DATASET RECORDS start

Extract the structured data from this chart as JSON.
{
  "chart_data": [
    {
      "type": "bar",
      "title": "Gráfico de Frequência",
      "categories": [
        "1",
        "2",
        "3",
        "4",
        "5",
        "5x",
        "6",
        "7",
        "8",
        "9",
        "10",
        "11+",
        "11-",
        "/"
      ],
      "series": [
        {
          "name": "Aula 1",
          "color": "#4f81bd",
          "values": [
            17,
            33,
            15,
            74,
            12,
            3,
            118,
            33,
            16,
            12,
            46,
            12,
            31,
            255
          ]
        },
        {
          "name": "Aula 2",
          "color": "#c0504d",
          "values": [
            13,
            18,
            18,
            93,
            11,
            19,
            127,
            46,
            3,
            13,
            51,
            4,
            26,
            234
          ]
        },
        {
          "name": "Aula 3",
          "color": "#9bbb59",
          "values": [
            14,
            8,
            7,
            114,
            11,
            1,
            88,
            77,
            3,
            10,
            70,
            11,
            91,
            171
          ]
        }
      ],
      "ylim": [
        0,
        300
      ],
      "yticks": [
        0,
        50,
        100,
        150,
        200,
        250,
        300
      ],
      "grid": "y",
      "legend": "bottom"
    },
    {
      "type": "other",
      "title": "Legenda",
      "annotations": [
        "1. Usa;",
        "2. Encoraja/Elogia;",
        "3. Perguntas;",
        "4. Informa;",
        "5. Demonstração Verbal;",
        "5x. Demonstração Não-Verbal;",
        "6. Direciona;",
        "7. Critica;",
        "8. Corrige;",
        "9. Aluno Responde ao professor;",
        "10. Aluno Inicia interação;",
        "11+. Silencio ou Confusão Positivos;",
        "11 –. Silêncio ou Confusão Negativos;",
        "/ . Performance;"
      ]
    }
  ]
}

DATASET RECORDS end

### PROBLEM STATEMENT:
Copy every line of the records word for word.

### RESULT:
Extract the structured data from this chart as JSON.
{
  "chart_data": [
    {
      "type": "bar",
      "title": "Gráfico de Frequência",
      "categories": [
        "1",
        "2",
        "3",
        "4",
        "5",
        "5x",
        "6",
        "7",
        "8",
        "9",
        "10",
        "11+",
        "11-",
        "/"
      ],
      "series": [
        {
          "name": "Aula 1",
          "color": "#4f81bd",
          "values": [
            17,
            33,
            15,
            74,
            12,
            3,
            118,
            33,
            16,
            12,
            46,
            12,
            31,
            255
          ]
        },
        {
          "name": "Aula 2",
          "color": "#c0504d",
          "values": [
            13,
            18,
            18,
            93,
            11,
            19,
            127,
            46,
            3,
            13,
            51,
            4,
            26,
            234
          ]
        },
        {
          "name": "Aula 3",
          "color": "#9bbb59",
          "values": [
            14,
            8,
            7,
            114,
            11,
            1,
            88,
            77,
            3,
            10,
            70,
            11,
            91,
            171
          ]
        }
      ],
      "ylim": [
        0,
        300
      ],
      "yticks": [
        0,
        50,
        100,
        150,
        200,
        250,
        300
      ],
      "grid": "y",
      "legend": "bottom"
    },
    {
      "type": "other",
      "title": "Legenda",
      "annotations": [
        "1. Usa;",
        "2. Encoraja/Elogia;",
        "3. Perguntas;",
        "4. Informa;",
        "5. Demonstração Verbal;",
        "5x. Demonstração Não-Verbal;",
        "6. Direciona;",
        "7. Critica;",
        "8. Corrige;",
        "9. Aluno Responde ao professor;",
        "10. Aluno Inicia interação;",
        "11+. Silencio ou Confusão Positivos;",
        "11 –. Silêncio ou Confusão Negativos;",
        "/ . Performance;"
      ]
    }
  ]
}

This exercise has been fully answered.